- Entries shown
═══

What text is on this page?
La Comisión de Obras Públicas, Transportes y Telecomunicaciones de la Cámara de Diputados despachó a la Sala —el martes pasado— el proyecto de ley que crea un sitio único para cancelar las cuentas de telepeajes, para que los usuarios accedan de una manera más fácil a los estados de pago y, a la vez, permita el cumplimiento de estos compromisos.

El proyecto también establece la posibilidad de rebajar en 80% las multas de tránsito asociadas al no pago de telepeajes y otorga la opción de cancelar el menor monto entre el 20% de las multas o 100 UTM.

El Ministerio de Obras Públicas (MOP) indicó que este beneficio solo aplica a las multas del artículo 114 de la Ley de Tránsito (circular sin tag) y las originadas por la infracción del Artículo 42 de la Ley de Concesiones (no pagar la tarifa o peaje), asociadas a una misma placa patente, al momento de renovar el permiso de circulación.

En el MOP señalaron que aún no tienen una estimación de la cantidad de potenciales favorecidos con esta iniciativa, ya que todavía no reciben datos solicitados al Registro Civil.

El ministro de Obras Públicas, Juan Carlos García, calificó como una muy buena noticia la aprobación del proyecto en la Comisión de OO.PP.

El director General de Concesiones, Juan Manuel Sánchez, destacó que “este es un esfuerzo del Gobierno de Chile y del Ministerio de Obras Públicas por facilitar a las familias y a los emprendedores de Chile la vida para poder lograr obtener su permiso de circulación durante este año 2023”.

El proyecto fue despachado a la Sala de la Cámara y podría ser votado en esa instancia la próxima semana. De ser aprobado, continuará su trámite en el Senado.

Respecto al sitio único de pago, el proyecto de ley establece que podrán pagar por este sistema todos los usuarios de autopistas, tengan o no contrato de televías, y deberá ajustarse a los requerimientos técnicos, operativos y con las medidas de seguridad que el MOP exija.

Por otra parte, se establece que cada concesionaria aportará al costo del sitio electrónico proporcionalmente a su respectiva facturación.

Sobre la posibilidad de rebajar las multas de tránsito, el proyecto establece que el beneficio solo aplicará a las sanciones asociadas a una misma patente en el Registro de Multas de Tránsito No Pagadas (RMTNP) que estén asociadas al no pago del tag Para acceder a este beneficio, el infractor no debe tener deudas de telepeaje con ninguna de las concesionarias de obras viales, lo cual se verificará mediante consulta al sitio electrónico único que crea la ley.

═══

- Work to be completed
Using the entries above, please restate each one word for word.

- Complete output
What text is on this page?
La Comisión de Obras Públicas, Transportes y Telecomunicaciones de la Cámara de Diputados despachó a la Sala —el martes pasado— el proyecto de ley que crea un sitio único para cancelar las cuentas de telepeajes, para que los usuarios accedan de una manera más fácil a los estados de pago y, a la vez, permita el cumplimiento de estos compromisos.

El proyecto también establece la posibilidad de rebajar en 80% las multas de tránsito asociadas al no pago de telepeajes y otorga la opción de cancelar el menor monto entre el 20% de las multas o 100 UTM.

El Ministerio de Obras Públicas (MOP) indicó que este beneficio solo aplica a las multas del artículo 114 de la Ley de Tránsito (circular sin tag) y las originadas por la infracción del Artículo 42 de la Ley de Concesiones (no pagar la tarifa o peaje), asociadas a una misma placa patente, al momento de renovar el permiso de circulación.

En el MOP señalaron que aún no tienen una estimación de la cantidad de potenciales favorecidos con esta iniciativa, ya que todavía no reciben datos solicitados al Registro Civil.

El ministro de Obras Públicas, Juan Carlos García, calificó como una muy buena noticia la aprobación del proyecto en la Comisión de OO.PP.

El director General de Concesiones, Juan Manuel Sánchez, destacó que “este es un esfuerzo del Gobierno de Chile y del Ministerio de Obras Públicas por facilitar a las familias y a los emprendedores de Chile la vida para poder lograr obtener su permiso de circulación durante este año 2023”.

El proyecto fue despachado a la Sala de la Cámara y podría ser votado en esa instancia la próxima semana. De ser aprobado, continuará su trámite en el Senado.

Respecto al sitio único de pago, el proyecto de ley establece que podrán pagar por este sistema todos los usuarios de autopistas, tengan o no contrato de televías, y deberá ajustarse a los requerimientos técnicos, operativos y con las medidas de seguridad que el MOP exija.

Por otra parte, se establece que cada concesionaria aportará al costo del sitio electrónico proporcionalmente a su respectiva facturación.

Sobre la posibilidad de rebajar las multas de tránsito, el proyecto establece que el beneficio solo aplicará a las sanciones asociadas a una misma patente en el Registro de Multas de Tránsito No Pagadas (RMTNP) que estén asociadas al no pago del tag Para acceder a este beneficio, el infractor no debe tener deudas de telepeaje con ninguna de las concesionarias de obras viales, lo cual se verificará mediante consulta al sitio electrónico único que crea la ley.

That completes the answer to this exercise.